(WRITTEN TASK):
Lines containing the word "items" should be extracted in full.

Extracted data entries:
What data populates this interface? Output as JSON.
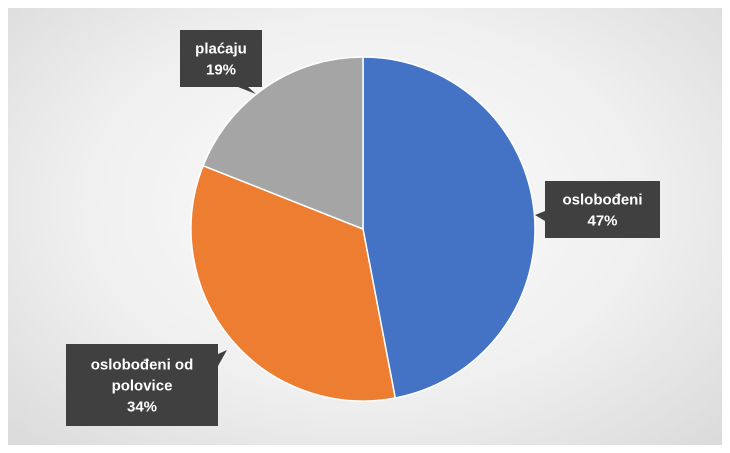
{
  "chart_data": {
    "type": "pie",
    "slices": [
      {
        "name": "oslobođeni",
        "value": 47,
        "value_label": "47%",
        "color": "#4472c4"
      },
      {
        "name": "oslobođeni od polovice",
        "value": 34,
        "value_label": "34%",
        "color": "#ed7d31"
      },
      {
        "name": "plaćaju",
        "value": 19,
        "value_label": "19%",
        "color": "#a5a5a5"
      }
    ],
    "start_angle": "12 o'clock, clockwise",
    "legend": "none",
    "data_labels": "dark callouts with category name and percentage"
  }
}
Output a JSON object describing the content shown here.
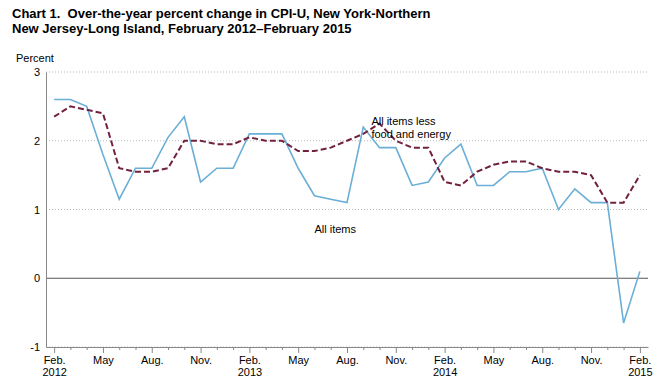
{
  "chart_data": {
    "type": "line",
    "title": "Chart 1.  Over-the-year percent change in CPI-U, New York-Northern\nNew Jersey-Long Island, February 2012–February 2015",
    "ylabel": "Percent",
    "categories": [
      "Feb.\n2012",
      null,
      null,
      "May",
      null,
      null,
      "Aug.",
      null,
      null,
      "Nov.",
      null,
      null,
      "Feb.\n2013",
      null,
      null,
      "May",
      null,
      null,
      "Aug.",
      null,
      null,
      "Nov.",
      null,
      null,
      "Feb.\n2014",
      null,
      null,
      "May",
      null,
      null,
      "Aug.",
      null,
      null,
      "Nov.",
      null,
      null,
      "Feb.\n2015"
    ],
    "series": [
      {
        "color": "#6baed6",
        "line_style": "solid",
        "values": [
          2.6,
          2.6,
          2.5,
          1.8,
          1.15,
          1.6,
          1.6,
          2.05,
          2.35,
          1.4,
          1.6,
          1.6,
          2.1,
          2.1,
          2.1,
          1.6,
          1.2,
          1.15,
          1.1,
          2.2,
          1.9,
          1.9,
          1.35,
          1.4,
          1.75,
          1.95,
          1.35,
          1.35,
          1.55,
          1.55,
          1.6,
          1.0,
          1.3,
          1.1,
          1.1,
          -0.65,
          0.1
        ]
      },
      {
        "color": "#722040",
        "line_style": "dashed",
        "values": [
          2.35,
          2.5,
          2.45,
          2.4,
          1.6,
          1.55,
          1.55,
          1.6,
          2.0,
          2.0,
          1.95,
          1.95,
          2.05,
          2.0,
          2.0,
          1.85,
          1.85,
          1.9,
          2.0,
          2.1,
          2.25,
          2.0,
          1.9,
          1.9,
          1.4,
          1.35,
          1.55,
          1.65,
          1.7,
          1.7,
          1.6,
          1.55,
          1.55,
          1.5,
          1.1,
          1.1,
          1.5
        ]
      }
    ],
    "annotations": [
      {
        "text": "All items",
        "x": 16,
        "y": 0.78
      },
      {
        "text": "All items less\nfood and energy",
        "x": 19.5,
        "y": 2.35
      }
    ],
    "ylim": [
      -1,
      3
    ],
    "yticks": [
      -1,
      0,
      1,
      2,
      3
    ],
    "grid": true
  }
}
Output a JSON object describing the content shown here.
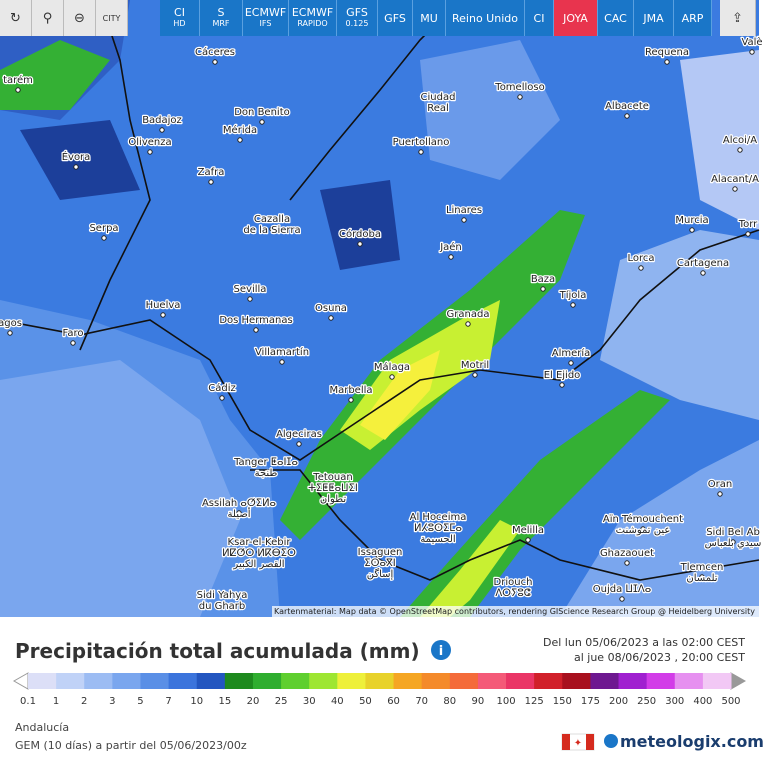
{
  "toolbar": {
    "city_button": "CITY",
    "buttons": [
      {
        "main": "CI",
        "sub": "HD"
      },
      {
        "main": "S",
        "sub": "MRF"
      },
      {
        "main": "ECMWF",
        "sub": "IFS"
      },
      {
        "main": "ECMWF",
        "sub": "RAPIDO"
      },
      {
        "main": "GFS",
        "sub": "0.125"
      },
      {
        "main": "GFS"
      },
      {
        "main": "MU"
      },
      {
        "main": "Reino Unido"
      },
      {
        "main": "CI"
      },
      {
        "main": "JOYA"
      },
      {
        "main": "CAC"
      },
      {
        "main": "JMA"
      },
      {
        "main": "ARP"
      }
    ]
  },
  "map": {
    "places": [
      {
        "lines": [
          "Cáceres"
        ]
      },
      {
        "lines": [
          "Requena"
        ]
      },
      {
        "lines": [
          "Valè"
        ]
      },
      {
        "lines": [
          "tarém"
        ]
      },
      {
        "lines": [
          "Tomelloso"
        ]
      },
      {
        "lines": [
          "Ciudad",
          "Real"
        ]
      },
      {
        "lines": [
          "Don Benito"
        ]
      },
      {
        "lines": [
          "Badajoz"
        ]
      },
      {
        "lines": [
          "Mérida"
        ]
      },
      {
        "lines": [
          "Albacete"
        ]
      },
      {
        "lines": [
          "Olivenza"
        ]
      },
      {
        "lines": [
          "Puertollano"
        ]
      },
      {
        "lines": [
          "Évora"
        ]
      },
      {
        "lines": [
          "Alcoi/A"
        ]
      },
      {
        "lines": [
          "Zafra"
        ]
      },
      {
        "lines": [
          "Alacant/A"
        ]
      },
      {
        "lines": [
          "Linares"
        ]
      },
      {
        "lines": [
          "Murcia"
        ]
      },
      {
        "lines": [
          "Serpa"
        ]
      },
      {
        "lines": [
          "Cazalla",
          "de la Sierra"
        ]
      },
      {
        "lines": [
          "Córdoba"
        ]
      },
      {
        "lines": [
          "Torr"
        ]
      },
      {
        "lines": [
          "Jaén"
        ]
      },
      {
        "lines": [
          "Lorca"
        ]
      },
      {
        "lines": [
          "Cartagena"
        ]
      },
      {
        "lines": [
          "Baza"
        ]
      },
      {
        "lines": [
          "Sevilla"
        ]
      },
      {
        "lines": [
          "Tíjola"
        ]
      },
      {
        "lines": [
          "Huelva"
        ]
      },
      {
        "lines": [
          "Osuna"
        ]
      },
      {
        "lines": [
          "Granada"
        ]
      },
      {
        "lines": [
          "Dos Hermanas"
        ]
      },
      {
        "lines": [
          "agos"
        ]
      },
      {
        "lines": [
          "Faro"
        ]
      },
      {
        "lines": [
          "Villamartín"
        ]
      },
      {
        "lines": [
          "Almería"
        ]
      },
      {
        "lines": [
          "Málaga"
        ]
      },
      {
        "lines": [
          "Motril"
        ]
      },
      {
        "lines": [
          "El Ejido"
        ]
      },
      {
        "lines": [
          "Marbella"
        ]
      },
      {
        "lines": [
          "Cádiz"
        ]
      },
      {
        "lines": [
          "Algeciras"
        ]
      },
      {
        "lines": [
          "Tanger ⵟⴰⵏⵊⴰ",
          "طنجة"
        ]
      },
      {
        "lines": [
          "Tetouan",
          "ⵜⵉⵟⵟⴰⵡⵉⵏ",
          "تطوان"
        ]
      },
      {
        "lines": [
          "Assilah ⴰⵚⵉⵍⴰ",
          "أصيلة"
        ]
      },
      {
        "lines": [
          "Al Hoceima",
          "ⵍⵃⵓⵙⵉⵎⴰ",
          "الحسيمة"
        ]
      },
      {
        "lines": [
          "Melilla"
        ]
      },
      {
        "lines": [
          "Oran"
        ]
      },
      {
        "lines": [
          "Aïn Témouchent",
          "عين تموشنت"
        ]
      },
      {
        "lines": [
          "Sidi Bel Ab",
          "سيدي بلعباس"
        ]
      },
      {
        "lines": [
          "Ghazaouet"
        ]
      },
      {
        "lines": [
          "Tlemcen",
          "تلمسان"
        ]
      },
      {
        "lines": [
          "Ksar-el-Kebir",
          "ⵍⵇⵚⵔ ⵍⴽⴱⵉⵔ",
          "القصر الكبير"
        ]
      },
      {
        "lines": [
          "Issaguen",
          "ⵉⵙⴰⴳⵏ",
          "إساگن"
        ]
      },
      {
        "lines": [
          "Driouch",
          "ⴷⵔⵢⵓⵛ"
        ]
      },
      {
        "lines": [
          "Oujda ⵡⵊⴷⴰ"
        ]
      },
      {
        "lines": [
          "Sidi Yahya",
          "du Gharb"
        ]
      }
    ],
    "attribution": "Kartenmaterial: Map data © OpenStreetMap contributors, rendering GIScience Research Group @ Heidelberg University"
  },
  "legend": {
    "title": "Precipitación total acumulada (mm)",
    "period": [
      "Del lun 05/06/2023 a las 02:00 CEST",
      "al jue 08/06/2023 , 20:00 CEST"
    ],
    "scale": [
      0.1,
      1,
      2,
      3,
      5,
      7,
      10,
      15,
      20,
      25,
      30,
      40,
      50,
      60,
      70,
      80,
      90,
      100,
      125,
      150,
      175,
      200,
      250,
      300,
      400,
      500
    ]
  },
  "footer": {
    "region": "Andalucía",
    "model": "GEM (10 días) a partir del 05/06/2023/00z",
    "brand": "meteologix.com"
  }
}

(RESPONSE BELOW):
        "text": "All items",
        "text": "All items less\nfood and energy",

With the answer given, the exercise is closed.